DO THIS
Copy every line from the data below in which the string "حدثنا" can be found.

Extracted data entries

((

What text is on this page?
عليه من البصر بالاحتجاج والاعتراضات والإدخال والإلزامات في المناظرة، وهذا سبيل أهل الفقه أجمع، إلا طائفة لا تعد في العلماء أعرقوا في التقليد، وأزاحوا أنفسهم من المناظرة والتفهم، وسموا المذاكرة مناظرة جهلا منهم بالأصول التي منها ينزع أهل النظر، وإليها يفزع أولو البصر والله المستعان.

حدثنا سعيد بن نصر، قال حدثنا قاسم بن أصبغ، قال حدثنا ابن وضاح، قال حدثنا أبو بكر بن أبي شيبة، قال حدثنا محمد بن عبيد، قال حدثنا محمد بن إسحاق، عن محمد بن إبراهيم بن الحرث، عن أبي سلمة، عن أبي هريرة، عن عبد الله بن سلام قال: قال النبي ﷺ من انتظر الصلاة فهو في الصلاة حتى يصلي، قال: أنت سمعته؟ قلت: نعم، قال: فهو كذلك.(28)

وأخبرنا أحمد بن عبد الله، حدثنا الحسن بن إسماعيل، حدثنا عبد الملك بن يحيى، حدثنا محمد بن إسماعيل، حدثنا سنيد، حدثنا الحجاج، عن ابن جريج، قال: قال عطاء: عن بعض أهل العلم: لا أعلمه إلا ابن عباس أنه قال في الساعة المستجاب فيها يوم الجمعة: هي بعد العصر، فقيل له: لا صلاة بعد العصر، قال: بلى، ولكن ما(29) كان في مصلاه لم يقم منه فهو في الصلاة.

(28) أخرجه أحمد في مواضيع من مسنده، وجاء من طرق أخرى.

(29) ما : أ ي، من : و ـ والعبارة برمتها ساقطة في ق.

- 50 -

))
((

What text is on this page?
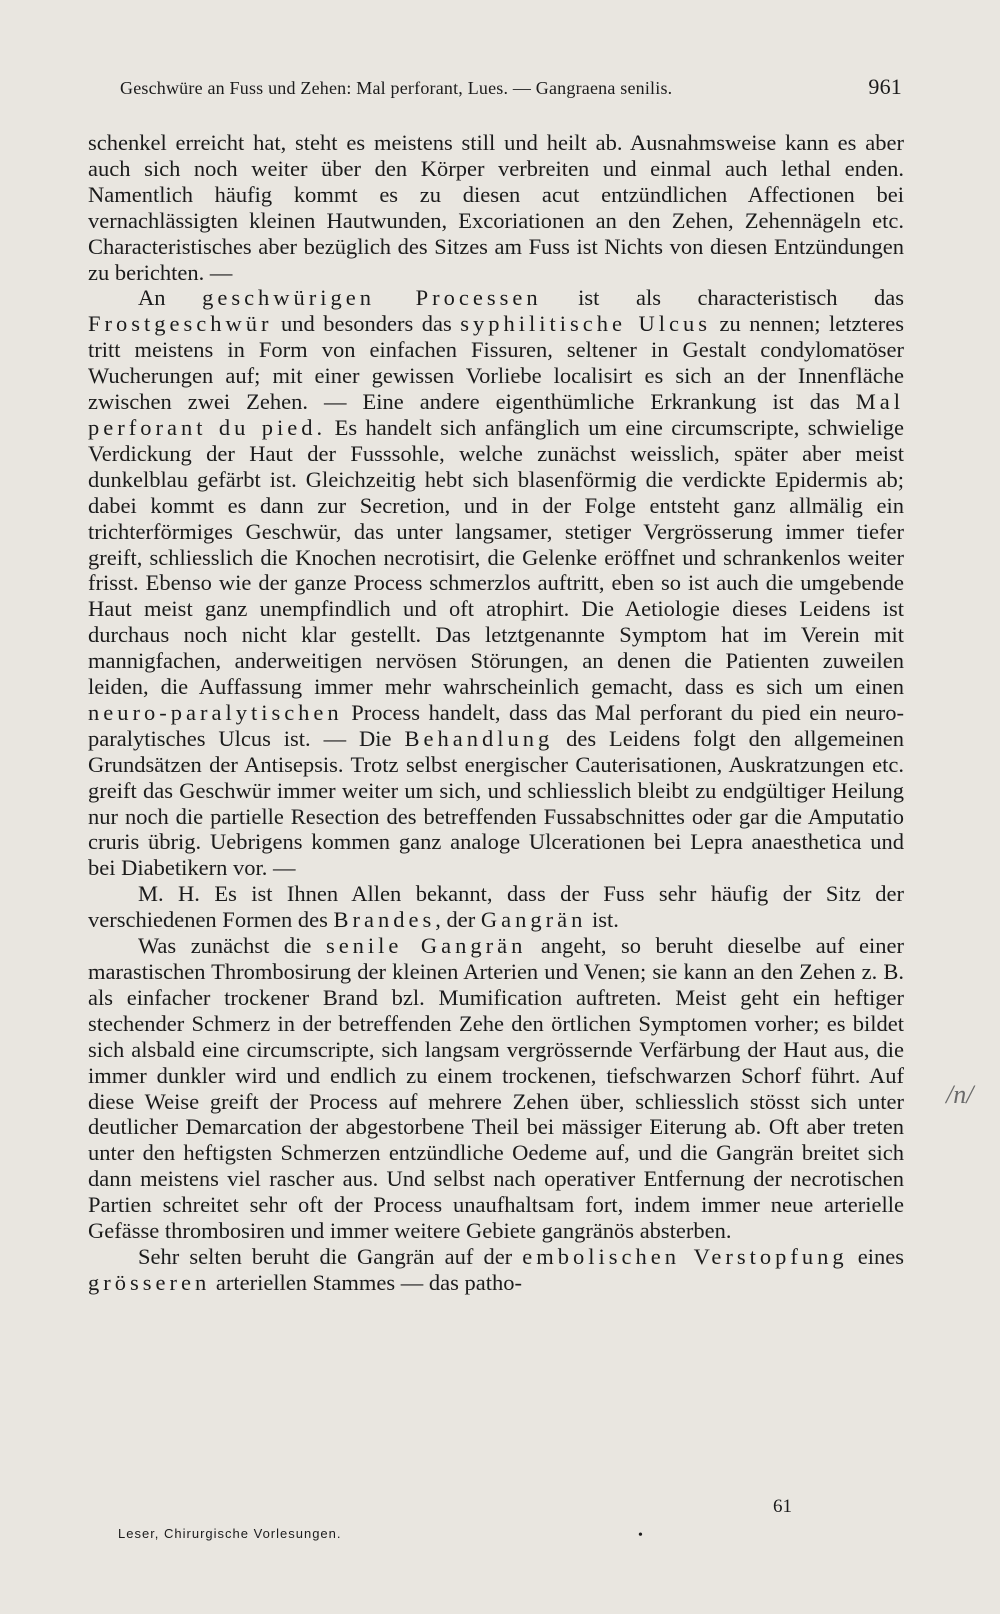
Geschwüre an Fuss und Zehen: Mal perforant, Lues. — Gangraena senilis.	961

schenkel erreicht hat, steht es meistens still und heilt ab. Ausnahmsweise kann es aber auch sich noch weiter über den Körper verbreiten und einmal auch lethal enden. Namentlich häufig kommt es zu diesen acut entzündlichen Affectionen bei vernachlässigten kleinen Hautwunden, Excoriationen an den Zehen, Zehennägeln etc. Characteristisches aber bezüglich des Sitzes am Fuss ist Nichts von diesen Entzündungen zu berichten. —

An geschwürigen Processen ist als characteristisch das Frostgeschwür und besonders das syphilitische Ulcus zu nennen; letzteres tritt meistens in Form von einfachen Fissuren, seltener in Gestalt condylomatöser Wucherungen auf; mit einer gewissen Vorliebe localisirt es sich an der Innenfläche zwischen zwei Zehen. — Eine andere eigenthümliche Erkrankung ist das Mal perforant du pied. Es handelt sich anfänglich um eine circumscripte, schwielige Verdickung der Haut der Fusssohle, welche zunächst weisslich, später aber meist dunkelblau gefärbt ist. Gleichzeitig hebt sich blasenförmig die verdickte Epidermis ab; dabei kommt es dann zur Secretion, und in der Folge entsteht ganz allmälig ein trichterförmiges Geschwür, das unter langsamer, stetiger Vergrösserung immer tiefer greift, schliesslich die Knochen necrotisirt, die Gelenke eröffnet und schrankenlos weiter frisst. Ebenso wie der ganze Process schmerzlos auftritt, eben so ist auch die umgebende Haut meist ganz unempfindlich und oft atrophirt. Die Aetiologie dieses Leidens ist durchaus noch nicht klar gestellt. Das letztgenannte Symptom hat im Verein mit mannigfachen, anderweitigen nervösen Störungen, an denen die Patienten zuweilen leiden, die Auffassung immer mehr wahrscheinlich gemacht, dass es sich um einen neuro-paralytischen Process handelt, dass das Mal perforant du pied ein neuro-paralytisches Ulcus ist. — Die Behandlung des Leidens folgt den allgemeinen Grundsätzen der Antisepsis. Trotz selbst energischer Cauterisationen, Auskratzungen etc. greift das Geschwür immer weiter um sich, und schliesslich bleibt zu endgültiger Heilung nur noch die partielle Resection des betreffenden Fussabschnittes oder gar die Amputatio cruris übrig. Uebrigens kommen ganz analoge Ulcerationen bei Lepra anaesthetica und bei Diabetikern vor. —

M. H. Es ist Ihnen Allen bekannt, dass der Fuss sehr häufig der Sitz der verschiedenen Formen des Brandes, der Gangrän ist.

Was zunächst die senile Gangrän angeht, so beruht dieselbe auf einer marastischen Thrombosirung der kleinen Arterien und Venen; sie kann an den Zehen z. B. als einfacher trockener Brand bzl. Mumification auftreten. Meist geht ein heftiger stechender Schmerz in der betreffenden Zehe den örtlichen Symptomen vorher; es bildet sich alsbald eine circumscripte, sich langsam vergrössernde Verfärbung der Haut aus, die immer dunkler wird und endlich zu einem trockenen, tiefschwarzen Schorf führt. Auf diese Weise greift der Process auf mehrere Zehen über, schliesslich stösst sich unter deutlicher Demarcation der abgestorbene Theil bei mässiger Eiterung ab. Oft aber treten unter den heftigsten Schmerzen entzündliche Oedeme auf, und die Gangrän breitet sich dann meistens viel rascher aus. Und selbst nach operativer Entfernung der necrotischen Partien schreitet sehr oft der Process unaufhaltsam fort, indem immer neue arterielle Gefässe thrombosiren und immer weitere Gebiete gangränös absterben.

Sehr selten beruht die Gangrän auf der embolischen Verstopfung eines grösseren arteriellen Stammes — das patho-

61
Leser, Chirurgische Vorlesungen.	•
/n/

))

ANSWER
حدثنا سعيد بن نصر، قال حدثنا قاسم بن أصبغ، قال حدثنا ابن وضاح، قال حدثنا أبو بكر بن أبي شيبة، قال حدثنا محمد بن عبيد، قال حدثنا محمد بن إسحاق، عن محمد بن إبراهيم بن الحرث، عن أبي سلمة، عن أبي هريرة، عن عبد الله بن سلام قال: قال النبي ﷺ من انتظر الصلاة فهو في الصلاة حتى يصلي، قال: أنت سمعته؟ قلت: نعم، قال: فهو كذلك.(28)
وأخبرنا أحمد بن عبد الله، حدثنا الحسن بن إسماعيل، حدثنا عبد الملك بن يحيى، حدثنا محمد بن إسماعيل، حدثنا سنيد، حدثنا الحجاج، عن ابن جريج، قال: قال عطاء: عن بعض أهل العلم: لا أعلمه إلا ابن عباس أنه قال في الساعة المستجاب فيها يوم الجمعة: هي بعد العصر، فقيل له: لا صلاة بعد العصر، قال: بلى، ولكن ما(29) كان في مصلاه لم يقم منه فهو في الصلاة.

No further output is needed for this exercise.